Records excerpted from a collection:

□ □ □

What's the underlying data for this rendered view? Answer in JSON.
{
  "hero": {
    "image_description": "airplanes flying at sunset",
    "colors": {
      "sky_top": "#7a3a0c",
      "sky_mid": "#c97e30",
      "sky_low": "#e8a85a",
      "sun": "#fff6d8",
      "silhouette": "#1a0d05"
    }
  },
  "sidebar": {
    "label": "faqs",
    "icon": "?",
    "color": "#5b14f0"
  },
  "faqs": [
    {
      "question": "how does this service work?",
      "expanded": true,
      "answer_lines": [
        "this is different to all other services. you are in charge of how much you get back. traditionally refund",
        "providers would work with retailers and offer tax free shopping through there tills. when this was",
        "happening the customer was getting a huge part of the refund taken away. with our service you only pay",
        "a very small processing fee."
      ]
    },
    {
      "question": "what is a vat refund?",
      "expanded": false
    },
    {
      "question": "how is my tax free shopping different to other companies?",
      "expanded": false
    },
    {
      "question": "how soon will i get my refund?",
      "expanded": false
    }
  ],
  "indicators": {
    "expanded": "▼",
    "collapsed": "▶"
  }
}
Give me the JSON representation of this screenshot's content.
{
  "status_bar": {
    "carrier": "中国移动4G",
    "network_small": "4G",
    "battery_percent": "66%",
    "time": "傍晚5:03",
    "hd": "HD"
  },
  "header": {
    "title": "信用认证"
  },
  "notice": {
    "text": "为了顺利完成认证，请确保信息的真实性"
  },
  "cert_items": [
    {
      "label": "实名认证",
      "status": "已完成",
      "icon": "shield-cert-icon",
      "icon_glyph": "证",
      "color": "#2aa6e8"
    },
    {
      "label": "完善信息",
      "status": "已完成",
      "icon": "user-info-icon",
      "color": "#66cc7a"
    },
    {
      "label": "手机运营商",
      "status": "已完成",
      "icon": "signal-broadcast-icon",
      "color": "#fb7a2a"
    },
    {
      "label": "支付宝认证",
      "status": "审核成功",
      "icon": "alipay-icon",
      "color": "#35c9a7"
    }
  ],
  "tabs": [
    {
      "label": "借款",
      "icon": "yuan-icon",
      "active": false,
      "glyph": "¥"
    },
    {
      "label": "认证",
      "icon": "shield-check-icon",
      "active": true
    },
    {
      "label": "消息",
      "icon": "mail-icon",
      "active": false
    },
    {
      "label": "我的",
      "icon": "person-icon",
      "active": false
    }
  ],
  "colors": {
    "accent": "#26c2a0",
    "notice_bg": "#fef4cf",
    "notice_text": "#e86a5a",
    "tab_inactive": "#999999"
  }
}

□ □ □

_Objective:_
The records above should be duplicated in full, exactly as given.

_Correct response:_
What's the underlying data for this rendered view? Answer in JSON.
{
  "hero": {
    "image_description": "airplanes flying at sunset",
    "colors": {
      "sky_top": "#7a3a0c",
      "sky_mid": "#c97e30",
      "sky_low": "#e8a85a",
      "sun": "#fff6d8",
      "silhouette": "#1a0d05"
    }
  },
  "sidebar": {
    "label": "faqs",
    "icon": "?",
    "color": "#5b14f0"
  },
  "faqs": [
    {
      "question": "how does this service work?",
      "expanded": true,
      "answer_lines": [
        "this is different to all other services. you are in charge of how much you get back. traditionally refund",
        "providers would work with retailers and offer tax free shopping through there tills. when this was",
        "happening the customer was getting a huge part of the refund taken away. with our service you only pay",
        "a very small processing fee."
      ]
    },
    {
      "question": "what is a vat refund?",
      "expanded": false
    },
    {
      "question": "how is my tax free shopping different to other companies?",
      "expanded": false
    },
    {
      "question": "how soon will i get my refund?",
      "expanded": false
    }
  ],
  "indicators": {
    "expanded": "▼",
    "collapsed": "▶"
  }
}
Give me the JSON representation of this screenshot's content.
{
  "status_bar": {
    "carrier": "中国移动4G",
    "network_small": "4G",
    "battery_percent": "66%",
    "time": "傍晚5:03",
    "hd": "HD"
  },
  "header": {
    "title": "信用认证"
  },
  "notice": {
    "text": "为了顺利完成认证，请确保信息的真实性"
  },
  "cert_items": [
    {
      "label": "实名认证",
      "status": "已完成",
      "icon": "shield-cert-icon",
      "icon_glyph": "证",
      "color": "#2aa6e8"
    },
    {
      "label": "完善信息",
      "status": "已完成",
      "icon": "user-info-icon",
      "color": "#66cc7a"
    },
    {
      "label": "手机运营商",
      "status": "已完成",
      "icon": "signal-broadcast-icon",
      "color": "#fb7a2a"
    },
    {
      "label": "支付宝认证",
      "status": "审核成功",
      "icon": "alipay-icon",
      "color": "#35c9a7"
    }
  ],
  "tabs": [
    {
      "label": "借款",
      "icon": "yuan-icon",
      "active": false,
      "glyph": "¥"
    },
    {
      "label": "认证",
      "icon": "shield-check-icon",
      "active": true
    },
    {
      "label": "消息",
      "icon": "mail-icon",
      "active": false
    },
    {
      "label": "我的",
      "icon": "person-icon",
      "active": false
    }
  ],
  "colors": {
    "accent": "#26c2a0",
    "notice_bg": "#fef4cf",
    "notice_text": "#e86a5a",
    "tab_inactive": "#999999"
  }
}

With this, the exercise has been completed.